[Dataset excerpts]

□ □ □ □

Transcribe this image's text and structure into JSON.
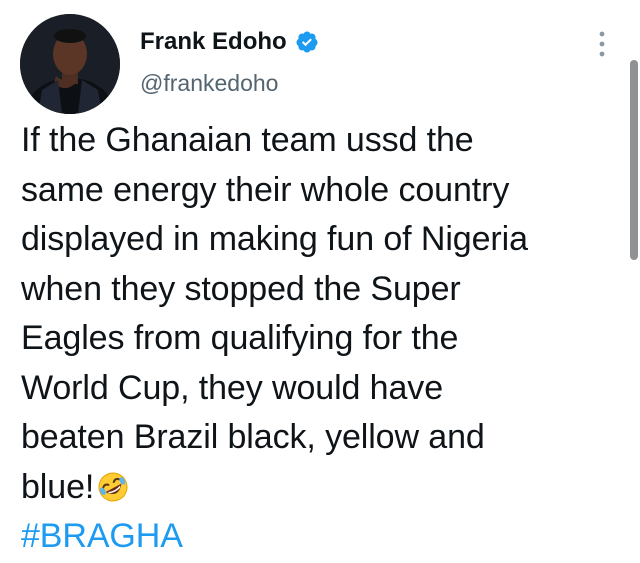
{
  "author": {
    "display_name": "Frank Edoho",
    "handle": "@frankedoho",
    "verified": true,
    "avatar_icon": "profile-photo"
  },
  "tweet": {
    "lines": [
      "If the Ghanaian team ussd the",
      "same energy their whole country",
      "displayed in making fun of Nigeria",
      "when they stopped the Super",
      "Eagles from qualifying for the",
      "World Cup, they would have",
      "beaten Brazil black, yellow and",
      "blue!"
    ],
    "emoji": "rolling-on-the-floor-laughing-emoji",
    "hashtag": "#BRAGHA"
  },
  "icons": {
    "verified": "verified-badge-icon",
    "more": "more-options-icon"
  },
  "colors": {
    "text": "#0f1419",
    "secondary": "#536471",
    "link": "#1d9bf0",
    "verified": "#1d9bf0"
  }
}
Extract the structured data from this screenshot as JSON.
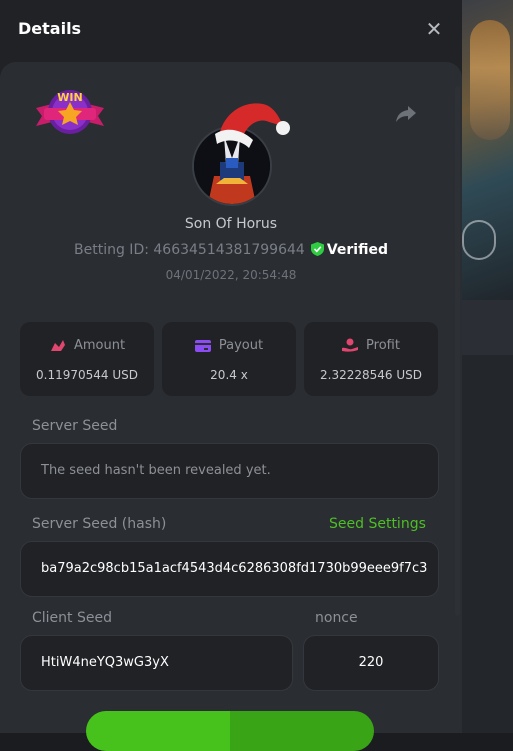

□ □ □ □

Exercise details
Omit every image. Quote each record exactly.

Result of this exercise
Transcribe this image's text and structure into JSON.
{
  "author": {
    "display_name": "Frank Edoho",
    "handle": "@frankedoho",
    "verified": true,
    "avatar_icon": "profile-photo"
  },
  "tweet": {
    "lines": [
      "If the Ghanaian team ussd the",
      "same energy their whole country",
      "displayed in making fun of Nigeria",
      "when they stopped the Super",
      "Eagles from qualifying for the",
      "World Cup, they would have",
      "beaten Brazil black, yellow and",
      "blue!"
    ],
    "emoji": "rolling-on-the-floor-laughing-emoji",
    "hashtag": "#BRAGHA"
  },
  "icons": {
    "verified": "verified-badge-icon",
    "more": "more-options-icon"
  },
  "colors": {
    "text": "#0f1419",
    "secondary": "#536471",
    "link": "#1d9bf0",
    "verified": "#1d9bf0"
  }
}
Extract the structured data from this screenshot as JSON.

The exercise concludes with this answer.